### Exercise goal:
Copy every line from the material below that holds "trois".

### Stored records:
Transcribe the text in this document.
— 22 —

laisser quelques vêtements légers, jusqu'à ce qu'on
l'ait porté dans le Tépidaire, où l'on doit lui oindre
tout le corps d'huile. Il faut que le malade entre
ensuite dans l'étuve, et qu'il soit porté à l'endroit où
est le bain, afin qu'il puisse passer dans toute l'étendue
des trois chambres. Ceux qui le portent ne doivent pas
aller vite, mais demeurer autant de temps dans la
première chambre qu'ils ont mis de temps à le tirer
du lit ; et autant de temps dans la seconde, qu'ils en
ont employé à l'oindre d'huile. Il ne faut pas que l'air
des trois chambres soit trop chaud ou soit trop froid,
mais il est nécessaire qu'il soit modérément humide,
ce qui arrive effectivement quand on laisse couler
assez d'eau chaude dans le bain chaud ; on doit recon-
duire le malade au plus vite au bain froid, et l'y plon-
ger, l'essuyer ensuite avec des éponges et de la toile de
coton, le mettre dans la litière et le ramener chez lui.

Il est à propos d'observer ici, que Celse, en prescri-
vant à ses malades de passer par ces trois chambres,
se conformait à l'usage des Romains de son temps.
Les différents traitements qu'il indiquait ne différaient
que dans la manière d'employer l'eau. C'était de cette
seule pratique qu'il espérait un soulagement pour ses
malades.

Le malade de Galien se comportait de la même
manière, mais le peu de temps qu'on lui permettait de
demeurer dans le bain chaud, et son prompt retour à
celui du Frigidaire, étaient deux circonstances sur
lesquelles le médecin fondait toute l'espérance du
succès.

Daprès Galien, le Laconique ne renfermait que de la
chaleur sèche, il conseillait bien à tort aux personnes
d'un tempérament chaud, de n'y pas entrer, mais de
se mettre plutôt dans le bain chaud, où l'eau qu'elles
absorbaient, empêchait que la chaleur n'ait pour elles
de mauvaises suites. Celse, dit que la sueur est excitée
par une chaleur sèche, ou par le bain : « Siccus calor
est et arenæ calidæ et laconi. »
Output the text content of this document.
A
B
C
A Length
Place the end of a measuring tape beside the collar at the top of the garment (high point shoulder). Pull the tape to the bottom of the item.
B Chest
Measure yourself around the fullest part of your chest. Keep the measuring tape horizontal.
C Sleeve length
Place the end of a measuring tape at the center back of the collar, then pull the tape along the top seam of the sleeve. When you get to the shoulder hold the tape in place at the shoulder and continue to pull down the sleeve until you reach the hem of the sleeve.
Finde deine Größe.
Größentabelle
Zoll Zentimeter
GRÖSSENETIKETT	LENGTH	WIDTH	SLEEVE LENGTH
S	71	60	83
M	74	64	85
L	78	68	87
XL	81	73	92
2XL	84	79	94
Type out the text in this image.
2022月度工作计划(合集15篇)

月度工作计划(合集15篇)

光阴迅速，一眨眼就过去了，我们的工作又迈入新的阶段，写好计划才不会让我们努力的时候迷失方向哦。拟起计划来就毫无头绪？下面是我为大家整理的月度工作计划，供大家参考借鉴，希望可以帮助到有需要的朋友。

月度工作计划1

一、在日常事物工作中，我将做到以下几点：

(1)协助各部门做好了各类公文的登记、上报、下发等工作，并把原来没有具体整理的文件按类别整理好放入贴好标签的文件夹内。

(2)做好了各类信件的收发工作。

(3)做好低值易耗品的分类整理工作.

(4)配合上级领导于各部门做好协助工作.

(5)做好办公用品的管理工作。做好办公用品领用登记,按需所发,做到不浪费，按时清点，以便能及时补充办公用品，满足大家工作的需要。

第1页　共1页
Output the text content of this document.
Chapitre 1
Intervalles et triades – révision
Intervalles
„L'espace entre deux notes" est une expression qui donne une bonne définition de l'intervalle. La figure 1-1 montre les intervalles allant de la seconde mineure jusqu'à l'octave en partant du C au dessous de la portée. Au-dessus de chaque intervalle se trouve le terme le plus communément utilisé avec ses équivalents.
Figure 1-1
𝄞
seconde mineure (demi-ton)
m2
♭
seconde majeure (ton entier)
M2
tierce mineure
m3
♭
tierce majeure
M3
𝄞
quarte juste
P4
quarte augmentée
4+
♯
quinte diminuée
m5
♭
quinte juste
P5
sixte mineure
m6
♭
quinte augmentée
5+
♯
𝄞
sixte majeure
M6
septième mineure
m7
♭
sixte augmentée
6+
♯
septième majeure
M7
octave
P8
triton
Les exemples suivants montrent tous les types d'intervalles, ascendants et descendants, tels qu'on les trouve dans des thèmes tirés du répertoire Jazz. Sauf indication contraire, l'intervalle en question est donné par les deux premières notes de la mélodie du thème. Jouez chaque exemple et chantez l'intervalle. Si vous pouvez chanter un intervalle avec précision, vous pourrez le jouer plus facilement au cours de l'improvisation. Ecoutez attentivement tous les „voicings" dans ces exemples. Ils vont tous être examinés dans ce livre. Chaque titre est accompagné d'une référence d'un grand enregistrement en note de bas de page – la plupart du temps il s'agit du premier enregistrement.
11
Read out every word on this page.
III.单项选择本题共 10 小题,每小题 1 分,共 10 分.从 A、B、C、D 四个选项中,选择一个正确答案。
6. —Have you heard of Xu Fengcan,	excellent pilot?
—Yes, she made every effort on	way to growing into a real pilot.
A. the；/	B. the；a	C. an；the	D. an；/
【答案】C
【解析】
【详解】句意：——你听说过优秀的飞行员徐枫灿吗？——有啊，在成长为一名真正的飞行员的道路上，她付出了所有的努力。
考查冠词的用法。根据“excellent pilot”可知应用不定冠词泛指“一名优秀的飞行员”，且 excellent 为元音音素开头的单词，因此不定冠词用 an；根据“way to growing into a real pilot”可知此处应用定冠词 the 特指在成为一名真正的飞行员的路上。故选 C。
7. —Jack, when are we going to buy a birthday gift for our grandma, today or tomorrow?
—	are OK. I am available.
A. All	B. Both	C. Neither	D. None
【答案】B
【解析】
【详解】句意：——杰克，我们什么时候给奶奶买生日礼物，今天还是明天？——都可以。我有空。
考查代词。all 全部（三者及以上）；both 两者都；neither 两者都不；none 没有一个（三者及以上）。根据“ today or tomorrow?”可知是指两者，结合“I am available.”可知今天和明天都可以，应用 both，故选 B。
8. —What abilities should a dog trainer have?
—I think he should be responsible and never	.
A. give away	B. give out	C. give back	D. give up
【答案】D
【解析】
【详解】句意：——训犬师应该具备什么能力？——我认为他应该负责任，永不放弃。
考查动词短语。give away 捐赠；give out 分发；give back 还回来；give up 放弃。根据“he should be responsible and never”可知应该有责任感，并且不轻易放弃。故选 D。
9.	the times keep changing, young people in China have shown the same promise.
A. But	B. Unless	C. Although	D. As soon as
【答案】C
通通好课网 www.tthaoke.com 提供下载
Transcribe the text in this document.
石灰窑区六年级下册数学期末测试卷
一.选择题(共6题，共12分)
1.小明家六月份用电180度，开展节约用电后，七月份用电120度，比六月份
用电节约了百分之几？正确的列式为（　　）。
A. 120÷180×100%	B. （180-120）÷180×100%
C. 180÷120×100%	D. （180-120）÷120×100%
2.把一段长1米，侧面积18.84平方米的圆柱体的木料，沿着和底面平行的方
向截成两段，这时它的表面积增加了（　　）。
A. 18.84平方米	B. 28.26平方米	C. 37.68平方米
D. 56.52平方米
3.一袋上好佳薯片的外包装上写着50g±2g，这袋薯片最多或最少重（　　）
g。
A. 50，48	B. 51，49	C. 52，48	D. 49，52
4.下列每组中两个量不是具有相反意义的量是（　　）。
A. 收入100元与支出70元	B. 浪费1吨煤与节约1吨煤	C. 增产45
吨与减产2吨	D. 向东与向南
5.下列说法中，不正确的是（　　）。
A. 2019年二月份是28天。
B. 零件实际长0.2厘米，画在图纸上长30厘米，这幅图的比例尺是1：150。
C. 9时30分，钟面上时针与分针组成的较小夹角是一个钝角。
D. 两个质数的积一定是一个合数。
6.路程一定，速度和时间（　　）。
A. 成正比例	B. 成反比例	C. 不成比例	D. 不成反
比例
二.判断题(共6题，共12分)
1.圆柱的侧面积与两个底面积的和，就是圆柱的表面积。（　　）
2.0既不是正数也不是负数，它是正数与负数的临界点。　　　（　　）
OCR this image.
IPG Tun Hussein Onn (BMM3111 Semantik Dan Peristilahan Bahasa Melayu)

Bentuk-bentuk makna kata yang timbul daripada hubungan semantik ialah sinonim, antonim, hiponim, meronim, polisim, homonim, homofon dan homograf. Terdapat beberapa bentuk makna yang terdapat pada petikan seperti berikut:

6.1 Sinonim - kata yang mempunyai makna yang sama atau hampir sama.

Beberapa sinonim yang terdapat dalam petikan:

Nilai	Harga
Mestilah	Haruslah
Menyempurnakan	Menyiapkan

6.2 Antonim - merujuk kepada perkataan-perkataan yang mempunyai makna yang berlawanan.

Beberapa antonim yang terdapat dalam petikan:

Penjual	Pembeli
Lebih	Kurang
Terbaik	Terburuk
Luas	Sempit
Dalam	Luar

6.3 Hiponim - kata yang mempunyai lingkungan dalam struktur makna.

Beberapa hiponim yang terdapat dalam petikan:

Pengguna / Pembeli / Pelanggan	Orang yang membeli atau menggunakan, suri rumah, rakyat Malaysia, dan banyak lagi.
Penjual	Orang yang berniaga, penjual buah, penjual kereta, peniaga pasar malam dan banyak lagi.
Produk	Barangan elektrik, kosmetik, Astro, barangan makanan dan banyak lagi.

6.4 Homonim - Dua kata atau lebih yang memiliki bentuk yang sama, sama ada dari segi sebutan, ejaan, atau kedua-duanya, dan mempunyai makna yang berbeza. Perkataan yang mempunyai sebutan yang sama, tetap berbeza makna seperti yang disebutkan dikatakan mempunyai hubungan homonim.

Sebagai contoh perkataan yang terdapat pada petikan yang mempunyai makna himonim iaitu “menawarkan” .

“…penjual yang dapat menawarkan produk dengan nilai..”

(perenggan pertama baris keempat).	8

### Task answer:
des trois chambres. Ceux qui le portent ne doivent pas
des trois chambres soit trop chaud ou soit trop froid,
vant à ses malades de passer par ces trois chambres,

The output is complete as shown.